-- Start of EXERCISE MATERIAL --
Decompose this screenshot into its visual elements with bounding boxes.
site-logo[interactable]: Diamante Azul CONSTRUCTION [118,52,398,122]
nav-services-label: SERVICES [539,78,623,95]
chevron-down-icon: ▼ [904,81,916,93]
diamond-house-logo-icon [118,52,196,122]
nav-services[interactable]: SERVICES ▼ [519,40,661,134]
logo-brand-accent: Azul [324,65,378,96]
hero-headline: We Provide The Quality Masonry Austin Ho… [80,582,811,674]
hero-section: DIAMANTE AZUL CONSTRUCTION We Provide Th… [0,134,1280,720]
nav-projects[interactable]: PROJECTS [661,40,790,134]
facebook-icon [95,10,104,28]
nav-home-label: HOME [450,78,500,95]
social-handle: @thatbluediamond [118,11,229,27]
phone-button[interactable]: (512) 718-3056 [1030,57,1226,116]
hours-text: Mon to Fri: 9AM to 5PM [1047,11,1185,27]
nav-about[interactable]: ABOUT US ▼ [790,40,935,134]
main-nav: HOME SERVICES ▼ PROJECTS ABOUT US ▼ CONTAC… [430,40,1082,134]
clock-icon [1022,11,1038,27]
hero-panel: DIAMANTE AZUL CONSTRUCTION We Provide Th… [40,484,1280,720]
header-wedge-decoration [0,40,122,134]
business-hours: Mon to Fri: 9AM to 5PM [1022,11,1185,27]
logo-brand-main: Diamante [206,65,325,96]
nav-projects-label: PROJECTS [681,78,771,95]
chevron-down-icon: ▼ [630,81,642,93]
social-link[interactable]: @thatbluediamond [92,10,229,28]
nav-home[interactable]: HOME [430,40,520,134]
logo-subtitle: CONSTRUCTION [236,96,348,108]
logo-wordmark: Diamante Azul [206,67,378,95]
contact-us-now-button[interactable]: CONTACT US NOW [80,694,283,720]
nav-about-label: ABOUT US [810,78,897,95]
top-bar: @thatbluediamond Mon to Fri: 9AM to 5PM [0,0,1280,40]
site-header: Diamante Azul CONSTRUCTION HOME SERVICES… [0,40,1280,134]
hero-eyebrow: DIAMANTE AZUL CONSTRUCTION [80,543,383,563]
-- End of EXERCISE MATERIAL --
▸ **DIRECTIONS FOR THIS TASK**
Update the items above by changing every "Mon to Fri" to "Monday to Friday", and leave everything else as it is.

▸ **WRITTEN ANSWER**
Decompose this screenshot into its visual elements with bounding boxes.
site-logo[interactable]: Diamante Azul CONSTRUCTION [118,52,398,122]
nav-services-label: SERVICES [539,78,623,95]
chevron-down-icon: ▼ [904,81,916,93]
diamond-house-logo-icon [118,52,196,122]
nav-services[interactable]: SERVICES ▼ [519,40,661,134]
logo-brand-accent: Azul [324,65,378,96]
hero-headline: We Provide The Quality Masonry Austin Ho… [80,582,811,674]
hero-section: DIAMANTE AZUL CONSTRUCTION We Provide Th… [0,134,1280,720]
nav-projects[interactable]: PROJECTS [661,40,790,134]
facebook-icon [95,10,104,28]
nav-home-label: HOME [450,78,500,95]
social-handle: @thatbluediamond [118,11,229,27]
phone-button[interactable]: (512) 718-3056 [1030,57,1226,116]
hours-text: Monday to Friday: 9AM to 5PM [1047,11,1185,27]
nav-about[interactable]: ABOUT US ▼ [790,40,935,134]
main-nav: HOME SERVICES ▼ PROJECTS ABOUT US ▼ CONTAC… [430,40,1082,134]
clock-icon [1022,11,1038,27]
hero-panel: DIAMANTE AZUL CONSTRUCTION We Provide Th… [40,484,1280,720]
header-wedge-decoration [0,40,122,134]
business-hours: Monday to Friday: 9AM to 5PM [1022,11,1185,27]
logo-brand-main: Diamante [206,65,325,96]
nav-projects-label: PROJECTS [681,78,771,95]
chevron-down-icon: ▼ [630,81,642,93]
social-link[interactable]: @thatbluediamond [92,10,229,28]
nav-home[interactable]: HOME [430,40,520,134]
logo-subtitle: CONSTRUCTION [236,96,348,108]
logo-wordmark: Diamante Azul [206,67,378,95]
contact-us-now-button[interactable]: CONTACT US NOW [80,694,283,720]
nav-about-label: ABOUT US [810,78,897,95]
top-bar: @thatbluediamond Monday to Friday: 9AM to 5PM [0,0,1280,40]
site-header: Diamante Azul CONSTRUCTION HOME SERVICES… [0,40,1280,134]
hero-eyebrow: DIAMANTE AZUL CONSTRUCTION [80,543,383,563]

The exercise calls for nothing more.